[start]

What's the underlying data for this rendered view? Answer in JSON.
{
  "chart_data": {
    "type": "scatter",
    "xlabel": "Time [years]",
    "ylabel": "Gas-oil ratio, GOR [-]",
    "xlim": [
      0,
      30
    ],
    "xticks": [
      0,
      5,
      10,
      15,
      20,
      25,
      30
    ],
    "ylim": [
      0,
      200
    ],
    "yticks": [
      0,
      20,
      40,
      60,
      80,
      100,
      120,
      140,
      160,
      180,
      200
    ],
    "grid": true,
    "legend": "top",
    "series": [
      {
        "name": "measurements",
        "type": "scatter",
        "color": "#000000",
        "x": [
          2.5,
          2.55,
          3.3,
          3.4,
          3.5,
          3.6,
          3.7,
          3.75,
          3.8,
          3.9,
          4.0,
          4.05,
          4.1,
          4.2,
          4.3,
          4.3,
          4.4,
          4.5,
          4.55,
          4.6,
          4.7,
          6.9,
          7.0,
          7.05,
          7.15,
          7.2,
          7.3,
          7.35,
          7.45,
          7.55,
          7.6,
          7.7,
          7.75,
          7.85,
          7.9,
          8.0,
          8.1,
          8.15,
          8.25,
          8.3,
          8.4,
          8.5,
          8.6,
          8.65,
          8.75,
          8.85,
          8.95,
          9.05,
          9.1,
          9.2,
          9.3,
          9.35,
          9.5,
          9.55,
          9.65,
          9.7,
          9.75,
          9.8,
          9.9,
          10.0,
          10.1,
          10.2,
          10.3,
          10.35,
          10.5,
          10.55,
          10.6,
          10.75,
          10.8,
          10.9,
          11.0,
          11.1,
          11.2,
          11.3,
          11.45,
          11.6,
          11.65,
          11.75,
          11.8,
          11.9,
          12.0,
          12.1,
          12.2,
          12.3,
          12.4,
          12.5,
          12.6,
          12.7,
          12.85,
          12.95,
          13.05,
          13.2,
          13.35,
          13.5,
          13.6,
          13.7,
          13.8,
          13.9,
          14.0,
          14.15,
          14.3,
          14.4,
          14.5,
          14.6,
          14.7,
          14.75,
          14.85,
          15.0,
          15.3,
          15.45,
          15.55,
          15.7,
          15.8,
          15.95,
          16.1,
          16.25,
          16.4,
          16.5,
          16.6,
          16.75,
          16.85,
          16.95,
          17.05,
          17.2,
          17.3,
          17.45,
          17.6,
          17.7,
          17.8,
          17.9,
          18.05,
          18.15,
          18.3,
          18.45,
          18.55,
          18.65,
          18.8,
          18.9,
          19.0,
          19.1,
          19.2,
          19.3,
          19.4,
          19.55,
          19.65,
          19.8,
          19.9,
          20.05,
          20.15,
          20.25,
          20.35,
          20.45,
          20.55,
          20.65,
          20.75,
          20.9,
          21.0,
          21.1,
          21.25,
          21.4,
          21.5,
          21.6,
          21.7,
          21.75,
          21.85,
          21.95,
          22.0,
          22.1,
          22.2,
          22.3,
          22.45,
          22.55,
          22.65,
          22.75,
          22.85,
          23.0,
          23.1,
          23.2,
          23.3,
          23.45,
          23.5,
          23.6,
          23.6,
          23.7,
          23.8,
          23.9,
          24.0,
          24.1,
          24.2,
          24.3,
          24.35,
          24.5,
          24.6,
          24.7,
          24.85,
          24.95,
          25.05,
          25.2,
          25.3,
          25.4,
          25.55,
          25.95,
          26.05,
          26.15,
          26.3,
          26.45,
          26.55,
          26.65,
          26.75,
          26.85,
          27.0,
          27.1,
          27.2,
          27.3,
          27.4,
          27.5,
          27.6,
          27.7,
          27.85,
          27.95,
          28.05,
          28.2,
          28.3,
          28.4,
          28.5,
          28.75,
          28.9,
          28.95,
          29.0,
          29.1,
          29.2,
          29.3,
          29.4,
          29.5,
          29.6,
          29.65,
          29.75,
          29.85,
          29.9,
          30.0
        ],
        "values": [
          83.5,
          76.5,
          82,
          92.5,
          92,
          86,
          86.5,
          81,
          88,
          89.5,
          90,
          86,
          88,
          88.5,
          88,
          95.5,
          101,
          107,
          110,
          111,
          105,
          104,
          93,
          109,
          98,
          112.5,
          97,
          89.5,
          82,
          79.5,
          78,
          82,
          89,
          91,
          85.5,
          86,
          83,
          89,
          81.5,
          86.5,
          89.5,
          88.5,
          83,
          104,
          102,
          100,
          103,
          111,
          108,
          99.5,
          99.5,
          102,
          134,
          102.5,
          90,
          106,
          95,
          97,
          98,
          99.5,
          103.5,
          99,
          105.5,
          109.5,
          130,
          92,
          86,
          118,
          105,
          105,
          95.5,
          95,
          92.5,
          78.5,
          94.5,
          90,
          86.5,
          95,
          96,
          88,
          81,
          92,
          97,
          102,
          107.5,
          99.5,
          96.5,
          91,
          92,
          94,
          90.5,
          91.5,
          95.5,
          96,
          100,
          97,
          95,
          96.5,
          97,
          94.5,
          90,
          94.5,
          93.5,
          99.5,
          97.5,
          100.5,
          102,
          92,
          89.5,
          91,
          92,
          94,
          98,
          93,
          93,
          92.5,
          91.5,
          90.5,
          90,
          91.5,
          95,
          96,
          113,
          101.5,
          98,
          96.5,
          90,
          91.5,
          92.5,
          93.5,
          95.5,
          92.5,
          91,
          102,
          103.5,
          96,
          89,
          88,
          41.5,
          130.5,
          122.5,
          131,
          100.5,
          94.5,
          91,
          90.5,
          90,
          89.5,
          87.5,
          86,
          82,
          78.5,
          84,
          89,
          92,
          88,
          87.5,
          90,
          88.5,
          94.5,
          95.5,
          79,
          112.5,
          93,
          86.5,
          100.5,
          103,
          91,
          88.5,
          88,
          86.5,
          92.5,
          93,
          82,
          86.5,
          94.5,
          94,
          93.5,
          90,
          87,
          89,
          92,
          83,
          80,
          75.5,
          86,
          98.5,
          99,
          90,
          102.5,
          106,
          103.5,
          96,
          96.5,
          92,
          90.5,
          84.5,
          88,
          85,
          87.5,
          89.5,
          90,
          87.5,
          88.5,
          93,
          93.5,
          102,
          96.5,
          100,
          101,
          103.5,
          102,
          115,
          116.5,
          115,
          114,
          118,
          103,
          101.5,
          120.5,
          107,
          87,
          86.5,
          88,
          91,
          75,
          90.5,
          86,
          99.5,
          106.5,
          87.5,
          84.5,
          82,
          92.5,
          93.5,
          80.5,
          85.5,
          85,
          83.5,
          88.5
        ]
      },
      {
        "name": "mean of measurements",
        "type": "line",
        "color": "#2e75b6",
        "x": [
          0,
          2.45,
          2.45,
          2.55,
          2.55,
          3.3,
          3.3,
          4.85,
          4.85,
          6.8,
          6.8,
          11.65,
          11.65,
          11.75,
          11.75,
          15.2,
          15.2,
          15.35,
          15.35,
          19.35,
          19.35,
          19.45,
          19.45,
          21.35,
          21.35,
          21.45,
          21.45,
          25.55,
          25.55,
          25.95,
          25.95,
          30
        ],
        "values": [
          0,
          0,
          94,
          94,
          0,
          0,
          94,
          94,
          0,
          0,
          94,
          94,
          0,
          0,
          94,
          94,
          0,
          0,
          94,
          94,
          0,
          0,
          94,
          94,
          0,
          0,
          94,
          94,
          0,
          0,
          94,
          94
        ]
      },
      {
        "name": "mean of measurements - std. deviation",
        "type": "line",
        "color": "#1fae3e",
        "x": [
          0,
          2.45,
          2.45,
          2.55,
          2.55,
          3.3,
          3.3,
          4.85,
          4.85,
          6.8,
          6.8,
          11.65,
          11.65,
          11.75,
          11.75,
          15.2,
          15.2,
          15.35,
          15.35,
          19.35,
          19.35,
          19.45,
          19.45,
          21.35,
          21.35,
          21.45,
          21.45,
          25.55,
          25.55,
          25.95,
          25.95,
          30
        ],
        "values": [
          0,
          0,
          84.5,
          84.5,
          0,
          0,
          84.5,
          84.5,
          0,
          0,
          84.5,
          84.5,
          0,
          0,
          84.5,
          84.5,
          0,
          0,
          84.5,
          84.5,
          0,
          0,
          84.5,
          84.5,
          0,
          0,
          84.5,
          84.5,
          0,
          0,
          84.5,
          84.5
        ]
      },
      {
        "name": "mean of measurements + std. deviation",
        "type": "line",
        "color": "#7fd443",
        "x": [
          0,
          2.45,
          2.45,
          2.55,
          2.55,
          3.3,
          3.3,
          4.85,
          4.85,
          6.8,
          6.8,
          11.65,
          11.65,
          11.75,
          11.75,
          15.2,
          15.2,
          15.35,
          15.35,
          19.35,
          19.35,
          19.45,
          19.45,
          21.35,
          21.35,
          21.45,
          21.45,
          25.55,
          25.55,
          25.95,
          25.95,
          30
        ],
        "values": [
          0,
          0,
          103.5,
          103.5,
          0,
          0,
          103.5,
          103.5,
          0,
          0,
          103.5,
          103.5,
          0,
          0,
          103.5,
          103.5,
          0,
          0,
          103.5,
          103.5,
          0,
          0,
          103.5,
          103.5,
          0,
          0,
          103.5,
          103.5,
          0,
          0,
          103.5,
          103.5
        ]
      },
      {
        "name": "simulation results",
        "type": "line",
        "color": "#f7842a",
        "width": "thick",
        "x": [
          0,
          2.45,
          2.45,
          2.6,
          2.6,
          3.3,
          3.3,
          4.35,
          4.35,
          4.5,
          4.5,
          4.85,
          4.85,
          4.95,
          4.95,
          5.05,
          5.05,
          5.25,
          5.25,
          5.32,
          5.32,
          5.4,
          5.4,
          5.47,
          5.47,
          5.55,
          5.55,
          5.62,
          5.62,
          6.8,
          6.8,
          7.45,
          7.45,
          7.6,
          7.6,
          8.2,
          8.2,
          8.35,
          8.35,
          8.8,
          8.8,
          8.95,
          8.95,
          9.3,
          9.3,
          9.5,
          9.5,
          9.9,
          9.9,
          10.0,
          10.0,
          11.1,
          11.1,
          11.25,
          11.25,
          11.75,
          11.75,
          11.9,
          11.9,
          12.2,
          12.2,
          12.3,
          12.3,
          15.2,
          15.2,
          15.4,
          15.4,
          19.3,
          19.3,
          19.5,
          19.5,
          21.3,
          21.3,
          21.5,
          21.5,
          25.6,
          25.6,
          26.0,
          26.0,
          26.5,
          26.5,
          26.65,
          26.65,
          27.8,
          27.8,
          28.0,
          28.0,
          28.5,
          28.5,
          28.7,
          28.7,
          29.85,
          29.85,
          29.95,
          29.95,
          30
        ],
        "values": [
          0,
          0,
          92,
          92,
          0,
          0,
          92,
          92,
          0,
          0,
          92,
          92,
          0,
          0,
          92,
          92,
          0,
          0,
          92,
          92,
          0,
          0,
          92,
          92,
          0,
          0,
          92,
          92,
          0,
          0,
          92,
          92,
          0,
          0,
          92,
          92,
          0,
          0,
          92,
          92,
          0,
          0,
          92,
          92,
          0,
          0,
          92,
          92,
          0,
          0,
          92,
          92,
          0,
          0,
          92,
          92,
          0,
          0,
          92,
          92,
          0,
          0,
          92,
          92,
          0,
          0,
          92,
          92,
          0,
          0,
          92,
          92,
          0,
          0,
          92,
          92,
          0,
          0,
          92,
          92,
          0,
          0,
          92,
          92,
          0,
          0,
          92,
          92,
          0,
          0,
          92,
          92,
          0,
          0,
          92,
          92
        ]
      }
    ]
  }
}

[end]

Gather all lines where the word "color" appears.

Result:
        "color": "#000000",
        "color": "#2e75b6",
        "color": "#1fae3e",
        "color": "#7fd443",
        "color": "#f7842a",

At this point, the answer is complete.